*Stated problem*:
Give every entry again, word for word and in full.

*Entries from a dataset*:
● ● ●
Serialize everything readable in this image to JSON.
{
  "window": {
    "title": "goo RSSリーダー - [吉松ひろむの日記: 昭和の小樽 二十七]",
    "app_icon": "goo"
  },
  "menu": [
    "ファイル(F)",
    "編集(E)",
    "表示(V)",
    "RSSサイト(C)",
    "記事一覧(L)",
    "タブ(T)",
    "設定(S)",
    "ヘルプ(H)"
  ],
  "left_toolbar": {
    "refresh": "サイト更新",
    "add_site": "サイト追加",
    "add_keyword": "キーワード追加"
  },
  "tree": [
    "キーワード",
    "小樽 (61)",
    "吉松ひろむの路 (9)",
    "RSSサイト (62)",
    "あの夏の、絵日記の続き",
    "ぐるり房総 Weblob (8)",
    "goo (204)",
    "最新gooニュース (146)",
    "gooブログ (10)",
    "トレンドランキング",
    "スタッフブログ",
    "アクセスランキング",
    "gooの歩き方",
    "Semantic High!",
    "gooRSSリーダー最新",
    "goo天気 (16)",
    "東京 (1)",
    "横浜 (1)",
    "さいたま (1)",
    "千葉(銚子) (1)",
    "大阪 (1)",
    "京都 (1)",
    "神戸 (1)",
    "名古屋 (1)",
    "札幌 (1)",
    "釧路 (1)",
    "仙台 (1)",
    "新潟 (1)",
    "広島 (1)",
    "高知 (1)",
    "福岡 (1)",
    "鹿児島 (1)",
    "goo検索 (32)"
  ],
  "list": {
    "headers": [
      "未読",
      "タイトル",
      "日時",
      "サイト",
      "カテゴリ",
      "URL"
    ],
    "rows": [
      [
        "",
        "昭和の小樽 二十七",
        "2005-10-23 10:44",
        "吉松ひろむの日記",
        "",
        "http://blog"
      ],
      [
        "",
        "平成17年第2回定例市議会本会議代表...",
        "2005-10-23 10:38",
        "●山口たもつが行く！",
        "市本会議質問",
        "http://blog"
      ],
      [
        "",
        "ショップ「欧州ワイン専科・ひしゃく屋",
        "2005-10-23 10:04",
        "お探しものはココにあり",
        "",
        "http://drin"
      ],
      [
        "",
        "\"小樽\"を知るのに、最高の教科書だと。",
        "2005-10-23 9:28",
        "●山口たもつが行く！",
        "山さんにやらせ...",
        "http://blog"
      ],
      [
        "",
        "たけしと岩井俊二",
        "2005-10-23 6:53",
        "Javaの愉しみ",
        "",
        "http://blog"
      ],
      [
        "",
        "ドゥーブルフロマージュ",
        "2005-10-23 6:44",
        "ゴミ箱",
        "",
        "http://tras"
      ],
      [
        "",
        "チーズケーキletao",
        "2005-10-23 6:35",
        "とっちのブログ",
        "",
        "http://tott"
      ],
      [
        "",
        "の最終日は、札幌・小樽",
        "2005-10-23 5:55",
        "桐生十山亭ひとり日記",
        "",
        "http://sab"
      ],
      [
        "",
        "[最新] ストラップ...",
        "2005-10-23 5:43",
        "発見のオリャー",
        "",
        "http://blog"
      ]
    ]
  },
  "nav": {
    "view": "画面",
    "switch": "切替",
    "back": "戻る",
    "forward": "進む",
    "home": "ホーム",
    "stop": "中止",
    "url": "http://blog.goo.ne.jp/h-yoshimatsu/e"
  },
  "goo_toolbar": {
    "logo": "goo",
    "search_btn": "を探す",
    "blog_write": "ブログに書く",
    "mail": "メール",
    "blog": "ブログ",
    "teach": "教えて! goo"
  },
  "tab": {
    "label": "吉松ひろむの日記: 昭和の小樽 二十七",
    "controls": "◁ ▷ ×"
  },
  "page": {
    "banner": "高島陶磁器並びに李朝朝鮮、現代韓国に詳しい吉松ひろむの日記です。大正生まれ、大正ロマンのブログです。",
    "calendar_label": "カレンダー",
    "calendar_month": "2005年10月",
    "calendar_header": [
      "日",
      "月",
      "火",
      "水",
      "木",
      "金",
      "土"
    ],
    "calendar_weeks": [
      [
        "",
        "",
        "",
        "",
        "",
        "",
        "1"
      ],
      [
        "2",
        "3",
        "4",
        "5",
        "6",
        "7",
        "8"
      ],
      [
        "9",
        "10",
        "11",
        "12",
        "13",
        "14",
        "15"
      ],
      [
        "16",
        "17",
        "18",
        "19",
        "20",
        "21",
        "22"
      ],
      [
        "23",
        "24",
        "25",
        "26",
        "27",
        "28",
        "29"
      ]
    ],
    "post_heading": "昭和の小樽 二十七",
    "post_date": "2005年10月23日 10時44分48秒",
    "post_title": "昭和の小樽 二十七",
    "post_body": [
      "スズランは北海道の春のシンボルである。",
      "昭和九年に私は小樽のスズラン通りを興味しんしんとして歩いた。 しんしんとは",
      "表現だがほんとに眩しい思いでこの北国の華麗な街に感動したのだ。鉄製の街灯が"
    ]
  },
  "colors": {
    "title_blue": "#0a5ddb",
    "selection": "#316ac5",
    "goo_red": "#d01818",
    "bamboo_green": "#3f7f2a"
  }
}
● ● ●
*The answer*:
Serialize everything readable in this image to JSON.
{
  "window": {
    "title": "goo RSSリーダー - [吉松ひろむの日記: 昭和の小樽 二十七]",
    "app_icon": "goo"
  },
  "menu": [
    "ファイル(F)",
    "編集(E)",
    "表示(V)",
    "RSSサイト(C)",
    "記事一覧(L)",
    "タブ(T)",
    "設定(S)",
    "ヘルプ(H)"
  ],
  "left_toolbar": {
    "refresh": "サイト更新",
    "add_site": "サイト追加",
    "add_keyword": "キーワード追加"
  },
  "tree": [
    "キーワード",
    "小樽 (61)",
    "吉松ひろむの路 (9)",
    "RSSサイト (62)",
    "あの夏の、絵日記の続き",
    "ぐるり房総 Weblob (8)",
    "goo (204)",
    "最新gooニュース (146)",
    "gooブログ (10)",
    "トレンドランキング",
    "スタッフブログ",
    "アクセスランキング",
    "gooの歩き方",
    "Semantic High!",
    "gooRSSリーダー最新",
    "goo天気 (16)",
    "東京 (1)",
    "横浜 (1)",
    "さいたま (1)",
    "千葉(銚子) (1)",
    "大阪 (1)",
    "京都 (1)",
    "神戸 (1)",
    "名古屋 (1)",
    "札幌 (1)",
    "釧路 (1)",
    "仙台 (1)",
    "新潟 (1)",
    "広島 (1)",
    "高知 (1)",
    "福岡 (1)",
    "鹿児島 (1)",
    "goo検索 (32)"
  ],
  "list": {
    "headers": [
      "未読",
      "タイトル",
      "日時",
      "サイト",
      "カテゴリ",
      "URL"
    ],
    "rows": [
      [
        "",
        "昭和の小樽 二十七",
        "2005-10-23 10:44",
        "吉松ひろむの日記",
        "",
        "http://blog"
      ],
      [
        "",
        "平成17年第2回定例市議会本会議代表...",
        "2005-10-23 10:38",
        "●山口たもつが行く！",
        "市本会議質問",
        "http://blog"
      ],
      [
        "",
        "ショップ「欧州ワイン専科・ひしゃく屋",
        "2005-10-23 10:04",
        "お探しものはココにあり",
        "",
        "http://drin"
      ],
      [
        "",
        "\"小樽\"を知るのに、最高の教科書だと。",
        "2005-10-23 9:28",
        "●山口たもつが行く！",
        "山さんにやらせ...",
        "http://blog"
      ],
      [
        "",
        "たけしと岩井俊二",
        "2005-10-23 6:53",
        "Javaの愉しみ",
        "",
        "http://blog"
      ],
      [
        "",
        "ドゥーブルフロマージュ",
        "2005-10-23 6:44",
        "ゴミ箱",
        "",
        "http://tras"
      ],
      [
        "",
        "チーズケーキletao",
        "2005-10-23 6:35",
        "とっちのブログ",
        "",
        "http://tott"
      ],
      [
        "",
        "の最終日は、札幌・小樽",
        "2005-10-23 5:55",
        "桐生十山亭ひとり日記",
        "",
        "http://sab"
      ],
      [
        "",
        "[最新] ストラップ...",
        "2005-10-23 5:43",
        "発見のオリャー",
        "",
        "http://blog"
      ]
    ]
  },
  "nav": {
    "view": "画面",
    "switch": "切替",
    "back": "戻る",
    "forward": "進む",
    "home": "ホーム",
    "stop": "中止",
    "url": "http://blog.goo.ne.jp/h-yoshimatsu/e"
  },
  "goo_toolbar": {
    "logo": "goo",
    "search_btn": "を探す",
    "blog_write": "ブログに書く",
    "mail": "メール",
    "blog": "ブログ",
    "teach": "教えて! goo"
  },
  "tab": {
    "label": "吉松ひろむの日記: 昭和の小樽 二十七",
    "controls": "◁ ▷ ×"
  },
  "page": {
    "banner": "高島陶磁器並びに李朝朝鮮、現代韓国に詳しい吉松ひろむの日記です。大正生まれ、大正ロマンのブログです。",
    "calendar_label": "カレンダー",
    "calendar_month": "2005年10月",
    "calendar_header": [
      "日",
      "月",
      "火",
      "水",
      "木",
      "金",
      "土"
    ],
    "calendar_weeks": [
      [
        "",
        "",
        "",
        "",
        "",
        "",
        "1"
      ],
      [
        "2",
        "3",
        "4",
        "5",
        "6",
        "7",
        "8"
      ],
      [
        "9",
        "10",
        "11",
        "12",
        "13",
        "14",
        "15"
      ],
      [
        "16",
        "17",
        "18",
        "19",
        "20",
        "21",
        "22"
      ],
      [
        "23",
        "24",
        "25",
        "26",
        "27",
        "28",
        "29"
      ]
    ],
    "post_heading": "昭和の小樽 二十七",
    "post_date": "2005年10月23日 10時44分48秒",
    "post_title": "昭和の小樽 二十七",
    "post_body": [
      "スズランは北海道の春のシンボルである。",
      "昭和九年に私は小樽のスズラン通りを興味しんしんとして歩いた。 しんしんとは",
      "表現だがほんとに眩しい思いでこの北国の華麗な街に感動したのだ。鉄製の街灯が"
    ]
  },
  "colors": {
    "title_blue": "#0a5ddb",
    "selection": "#316ac5",
    "goo_red": "#d01818",
    "bamboo_green": "#3f7f2a"
  }
}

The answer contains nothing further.